(Problem details):
Extract each line of the records below that contains the word "Período".

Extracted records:
..........
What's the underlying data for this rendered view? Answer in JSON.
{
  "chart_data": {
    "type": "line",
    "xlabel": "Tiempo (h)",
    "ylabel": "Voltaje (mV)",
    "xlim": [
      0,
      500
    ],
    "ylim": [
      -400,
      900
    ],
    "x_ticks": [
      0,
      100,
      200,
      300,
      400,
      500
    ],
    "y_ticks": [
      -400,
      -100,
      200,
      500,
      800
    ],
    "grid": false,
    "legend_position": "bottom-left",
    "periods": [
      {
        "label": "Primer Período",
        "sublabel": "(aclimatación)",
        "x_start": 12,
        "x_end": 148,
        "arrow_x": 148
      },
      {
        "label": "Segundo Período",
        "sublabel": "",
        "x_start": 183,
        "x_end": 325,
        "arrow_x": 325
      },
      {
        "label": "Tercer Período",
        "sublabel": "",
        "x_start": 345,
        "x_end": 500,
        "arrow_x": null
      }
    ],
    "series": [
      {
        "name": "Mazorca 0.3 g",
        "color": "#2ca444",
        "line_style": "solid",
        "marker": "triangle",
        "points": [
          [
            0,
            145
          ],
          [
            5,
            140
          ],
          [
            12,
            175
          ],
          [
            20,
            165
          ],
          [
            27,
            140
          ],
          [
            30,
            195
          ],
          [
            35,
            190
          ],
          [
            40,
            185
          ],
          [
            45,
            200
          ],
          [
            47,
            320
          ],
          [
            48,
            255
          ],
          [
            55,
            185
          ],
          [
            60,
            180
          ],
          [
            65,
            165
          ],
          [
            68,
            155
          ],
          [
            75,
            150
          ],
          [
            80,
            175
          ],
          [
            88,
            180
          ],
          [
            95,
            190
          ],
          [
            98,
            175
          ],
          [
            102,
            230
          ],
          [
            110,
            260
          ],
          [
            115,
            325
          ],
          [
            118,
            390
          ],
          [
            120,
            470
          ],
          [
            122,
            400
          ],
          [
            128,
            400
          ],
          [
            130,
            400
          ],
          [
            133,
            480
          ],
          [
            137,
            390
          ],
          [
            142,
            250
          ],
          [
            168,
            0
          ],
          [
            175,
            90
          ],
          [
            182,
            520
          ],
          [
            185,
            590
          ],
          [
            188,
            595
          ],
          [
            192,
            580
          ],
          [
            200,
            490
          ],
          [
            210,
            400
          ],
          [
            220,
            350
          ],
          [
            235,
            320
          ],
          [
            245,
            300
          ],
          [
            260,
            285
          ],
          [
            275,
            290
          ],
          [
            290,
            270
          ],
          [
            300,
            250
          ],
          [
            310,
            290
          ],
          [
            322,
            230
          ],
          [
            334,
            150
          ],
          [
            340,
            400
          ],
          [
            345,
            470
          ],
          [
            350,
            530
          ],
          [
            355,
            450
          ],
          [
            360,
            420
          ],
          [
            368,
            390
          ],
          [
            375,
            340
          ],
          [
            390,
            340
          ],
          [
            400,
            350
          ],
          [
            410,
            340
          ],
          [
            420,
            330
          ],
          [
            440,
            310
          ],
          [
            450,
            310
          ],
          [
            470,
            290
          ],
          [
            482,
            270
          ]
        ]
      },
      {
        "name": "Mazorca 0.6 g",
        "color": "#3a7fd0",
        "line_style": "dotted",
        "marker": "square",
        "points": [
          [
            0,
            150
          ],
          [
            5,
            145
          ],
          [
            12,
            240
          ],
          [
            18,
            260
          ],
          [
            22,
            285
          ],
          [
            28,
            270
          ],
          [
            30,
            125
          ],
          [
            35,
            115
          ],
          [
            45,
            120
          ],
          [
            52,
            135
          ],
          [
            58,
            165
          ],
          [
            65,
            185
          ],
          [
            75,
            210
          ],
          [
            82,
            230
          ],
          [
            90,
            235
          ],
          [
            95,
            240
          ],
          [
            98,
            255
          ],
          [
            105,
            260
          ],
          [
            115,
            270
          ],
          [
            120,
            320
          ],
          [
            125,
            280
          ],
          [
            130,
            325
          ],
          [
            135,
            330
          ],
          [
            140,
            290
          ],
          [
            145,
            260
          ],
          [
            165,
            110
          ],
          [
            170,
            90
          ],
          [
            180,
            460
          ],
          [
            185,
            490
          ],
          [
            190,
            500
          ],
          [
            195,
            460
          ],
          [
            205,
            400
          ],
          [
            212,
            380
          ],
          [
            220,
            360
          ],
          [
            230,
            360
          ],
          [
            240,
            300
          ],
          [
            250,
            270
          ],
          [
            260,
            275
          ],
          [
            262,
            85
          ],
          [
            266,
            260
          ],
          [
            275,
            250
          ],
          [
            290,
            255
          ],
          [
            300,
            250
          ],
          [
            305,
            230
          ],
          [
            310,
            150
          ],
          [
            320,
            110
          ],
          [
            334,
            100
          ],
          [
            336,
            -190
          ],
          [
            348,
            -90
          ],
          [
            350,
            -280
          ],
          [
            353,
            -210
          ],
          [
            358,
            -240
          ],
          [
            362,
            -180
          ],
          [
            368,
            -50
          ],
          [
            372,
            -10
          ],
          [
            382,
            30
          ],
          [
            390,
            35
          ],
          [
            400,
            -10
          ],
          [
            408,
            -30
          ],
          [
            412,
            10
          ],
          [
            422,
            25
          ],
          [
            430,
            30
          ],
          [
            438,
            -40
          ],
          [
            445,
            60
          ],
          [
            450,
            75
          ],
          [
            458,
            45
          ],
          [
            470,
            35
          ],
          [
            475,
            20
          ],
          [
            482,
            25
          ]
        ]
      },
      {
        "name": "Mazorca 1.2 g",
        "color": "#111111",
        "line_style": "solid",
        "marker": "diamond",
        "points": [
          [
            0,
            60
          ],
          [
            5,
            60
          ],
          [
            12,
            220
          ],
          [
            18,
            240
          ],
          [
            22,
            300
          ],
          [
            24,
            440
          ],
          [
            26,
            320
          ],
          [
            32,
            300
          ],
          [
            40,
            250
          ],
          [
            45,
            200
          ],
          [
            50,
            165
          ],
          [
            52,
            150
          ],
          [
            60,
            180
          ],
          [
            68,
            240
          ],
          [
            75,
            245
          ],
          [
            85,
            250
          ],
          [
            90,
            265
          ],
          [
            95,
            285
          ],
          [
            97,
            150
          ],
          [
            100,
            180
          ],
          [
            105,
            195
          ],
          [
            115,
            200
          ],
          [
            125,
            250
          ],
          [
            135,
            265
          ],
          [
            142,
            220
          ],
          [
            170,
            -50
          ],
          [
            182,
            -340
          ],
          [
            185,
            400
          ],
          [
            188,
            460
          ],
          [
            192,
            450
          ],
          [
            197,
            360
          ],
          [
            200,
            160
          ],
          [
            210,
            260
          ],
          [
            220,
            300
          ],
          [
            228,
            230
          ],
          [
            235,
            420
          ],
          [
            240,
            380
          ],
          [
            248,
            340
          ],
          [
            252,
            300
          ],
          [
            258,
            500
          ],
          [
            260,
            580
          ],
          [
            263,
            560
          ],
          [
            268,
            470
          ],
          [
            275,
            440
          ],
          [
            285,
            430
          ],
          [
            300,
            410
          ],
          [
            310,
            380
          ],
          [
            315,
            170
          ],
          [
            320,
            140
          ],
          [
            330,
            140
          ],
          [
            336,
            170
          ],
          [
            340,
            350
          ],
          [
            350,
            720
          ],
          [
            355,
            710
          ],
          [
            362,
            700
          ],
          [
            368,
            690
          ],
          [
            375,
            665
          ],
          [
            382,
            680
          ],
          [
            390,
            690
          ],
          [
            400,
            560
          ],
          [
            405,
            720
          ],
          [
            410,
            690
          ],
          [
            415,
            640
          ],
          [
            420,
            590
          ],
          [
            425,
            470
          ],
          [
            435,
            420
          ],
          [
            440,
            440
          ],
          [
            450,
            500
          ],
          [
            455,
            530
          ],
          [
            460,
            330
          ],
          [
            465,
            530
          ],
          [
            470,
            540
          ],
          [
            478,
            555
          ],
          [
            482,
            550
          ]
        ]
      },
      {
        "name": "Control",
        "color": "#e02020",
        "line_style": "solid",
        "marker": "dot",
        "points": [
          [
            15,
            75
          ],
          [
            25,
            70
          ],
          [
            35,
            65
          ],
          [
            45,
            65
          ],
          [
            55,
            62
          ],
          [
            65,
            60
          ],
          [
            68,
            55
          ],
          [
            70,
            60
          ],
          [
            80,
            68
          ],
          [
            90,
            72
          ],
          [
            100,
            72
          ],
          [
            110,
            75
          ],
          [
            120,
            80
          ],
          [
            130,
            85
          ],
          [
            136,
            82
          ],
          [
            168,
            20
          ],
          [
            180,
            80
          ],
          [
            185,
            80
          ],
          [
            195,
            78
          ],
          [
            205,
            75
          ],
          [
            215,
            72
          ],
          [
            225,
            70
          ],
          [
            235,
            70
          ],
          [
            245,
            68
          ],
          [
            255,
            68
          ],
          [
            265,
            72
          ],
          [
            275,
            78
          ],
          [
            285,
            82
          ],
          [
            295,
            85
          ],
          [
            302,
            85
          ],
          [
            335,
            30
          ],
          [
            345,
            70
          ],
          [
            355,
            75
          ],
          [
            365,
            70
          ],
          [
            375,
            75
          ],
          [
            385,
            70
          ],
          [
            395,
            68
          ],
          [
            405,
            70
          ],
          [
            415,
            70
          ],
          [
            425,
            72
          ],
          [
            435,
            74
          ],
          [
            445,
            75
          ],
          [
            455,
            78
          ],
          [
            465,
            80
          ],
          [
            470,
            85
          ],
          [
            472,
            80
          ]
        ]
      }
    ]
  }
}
..........
(Full answer):
        "label": "Primer Período",
        "label": "Segundo Período",
        "label": "Tercer Período",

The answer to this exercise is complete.